(WHAT YOU SHOULD DO):
Read the records below and copy each line that contains "xlabel".

(EXERCISE DATA):
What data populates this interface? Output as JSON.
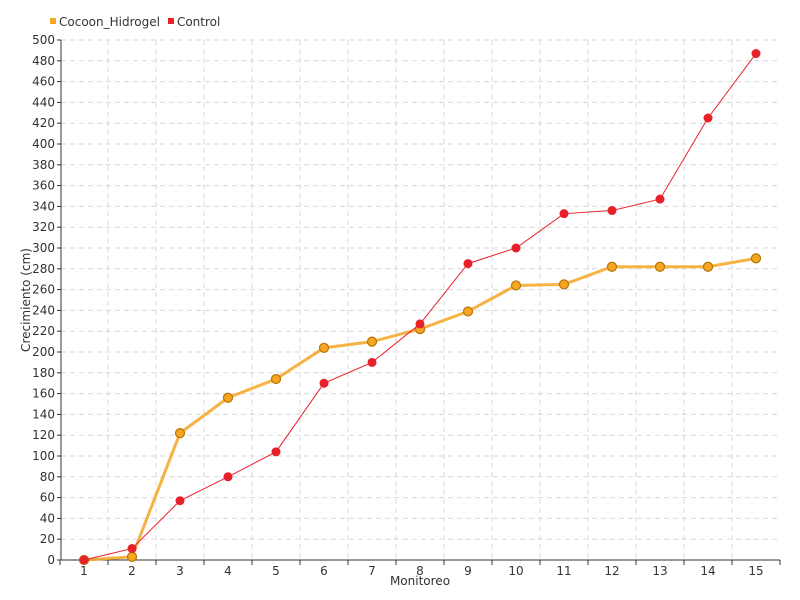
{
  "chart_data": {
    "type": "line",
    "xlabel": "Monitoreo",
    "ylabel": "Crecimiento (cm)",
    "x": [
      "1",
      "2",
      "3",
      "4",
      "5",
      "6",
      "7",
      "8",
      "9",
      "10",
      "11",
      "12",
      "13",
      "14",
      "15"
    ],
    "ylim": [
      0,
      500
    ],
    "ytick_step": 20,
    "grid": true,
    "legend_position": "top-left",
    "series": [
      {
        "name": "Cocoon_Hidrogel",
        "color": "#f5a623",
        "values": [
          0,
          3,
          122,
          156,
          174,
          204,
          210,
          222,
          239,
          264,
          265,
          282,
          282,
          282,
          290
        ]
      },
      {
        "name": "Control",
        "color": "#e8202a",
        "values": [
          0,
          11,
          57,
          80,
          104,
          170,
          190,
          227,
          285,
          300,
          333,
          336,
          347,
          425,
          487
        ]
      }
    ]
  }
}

---

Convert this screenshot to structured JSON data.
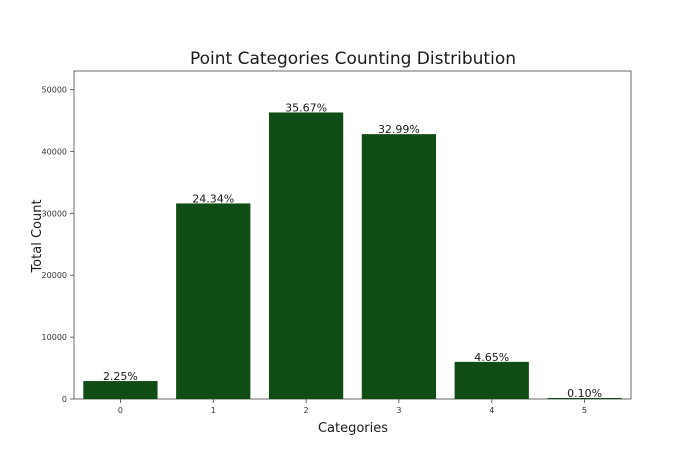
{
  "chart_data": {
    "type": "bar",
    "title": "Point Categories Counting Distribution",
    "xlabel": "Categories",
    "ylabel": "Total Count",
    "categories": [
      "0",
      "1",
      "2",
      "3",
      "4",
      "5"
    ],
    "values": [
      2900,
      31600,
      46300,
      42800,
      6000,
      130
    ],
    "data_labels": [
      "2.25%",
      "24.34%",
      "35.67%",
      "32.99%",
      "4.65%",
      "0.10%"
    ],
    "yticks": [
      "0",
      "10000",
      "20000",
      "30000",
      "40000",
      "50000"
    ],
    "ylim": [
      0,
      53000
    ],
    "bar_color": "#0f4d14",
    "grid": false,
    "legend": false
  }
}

---

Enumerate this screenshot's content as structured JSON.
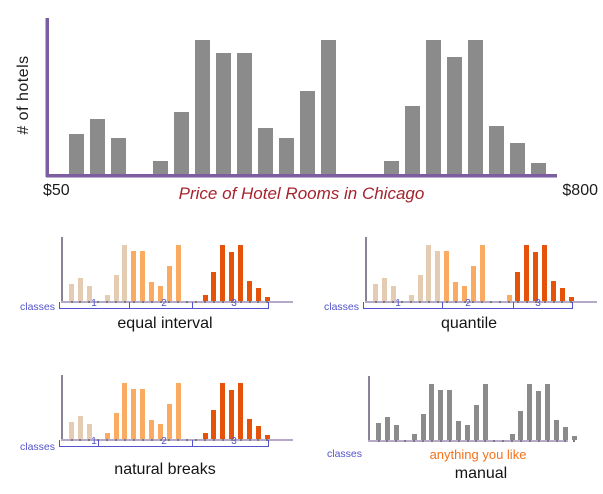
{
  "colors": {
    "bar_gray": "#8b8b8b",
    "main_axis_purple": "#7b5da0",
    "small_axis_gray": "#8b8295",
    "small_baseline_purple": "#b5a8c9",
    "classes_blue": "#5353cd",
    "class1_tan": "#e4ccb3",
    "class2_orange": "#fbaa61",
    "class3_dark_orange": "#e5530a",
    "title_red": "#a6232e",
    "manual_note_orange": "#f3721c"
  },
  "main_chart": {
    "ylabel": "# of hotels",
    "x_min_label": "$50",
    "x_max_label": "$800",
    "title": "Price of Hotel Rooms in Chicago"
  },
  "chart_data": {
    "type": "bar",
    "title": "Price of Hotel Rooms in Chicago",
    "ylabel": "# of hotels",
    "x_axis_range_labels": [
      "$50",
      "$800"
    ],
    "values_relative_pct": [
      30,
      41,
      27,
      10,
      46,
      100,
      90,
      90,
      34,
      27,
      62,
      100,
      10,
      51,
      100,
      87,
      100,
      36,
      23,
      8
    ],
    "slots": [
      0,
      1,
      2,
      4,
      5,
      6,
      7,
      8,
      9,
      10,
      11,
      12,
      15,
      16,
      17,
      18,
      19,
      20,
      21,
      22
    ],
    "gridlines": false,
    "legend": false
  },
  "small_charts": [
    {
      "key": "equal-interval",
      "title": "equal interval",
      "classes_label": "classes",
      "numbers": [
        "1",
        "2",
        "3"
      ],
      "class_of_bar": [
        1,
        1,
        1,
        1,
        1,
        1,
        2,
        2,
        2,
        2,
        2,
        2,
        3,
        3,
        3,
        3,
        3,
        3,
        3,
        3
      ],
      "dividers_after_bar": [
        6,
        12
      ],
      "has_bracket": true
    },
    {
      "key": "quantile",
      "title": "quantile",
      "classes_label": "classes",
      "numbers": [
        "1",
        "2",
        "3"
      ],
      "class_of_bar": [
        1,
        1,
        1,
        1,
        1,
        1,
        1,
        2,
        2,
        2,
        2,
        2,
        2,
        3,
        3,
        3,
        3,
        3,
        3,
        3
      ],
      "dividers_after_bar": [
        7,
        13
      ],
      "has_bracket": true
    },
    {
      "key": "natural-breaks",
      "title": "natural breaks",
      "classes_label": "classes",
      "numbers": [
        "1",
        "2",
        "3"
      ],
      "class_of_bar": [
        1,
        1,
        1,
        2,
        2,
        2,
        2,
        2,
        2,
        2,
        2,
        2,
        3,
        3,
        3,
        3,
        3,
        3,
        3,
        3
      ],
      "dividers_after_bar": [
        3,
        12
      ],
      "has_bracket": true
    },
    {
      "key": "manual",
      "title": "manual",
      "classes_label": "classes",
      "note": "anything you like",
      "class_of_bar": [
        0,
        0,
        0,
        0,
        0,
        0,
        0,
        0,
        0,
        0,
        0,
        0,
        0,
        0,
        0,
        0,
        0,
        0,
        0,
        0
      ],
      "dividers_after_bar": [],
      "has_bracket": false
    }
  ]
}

(RESULT OF THE TASK):
    "xlabel": "Monitoreo",
    "xlabel": "Categories",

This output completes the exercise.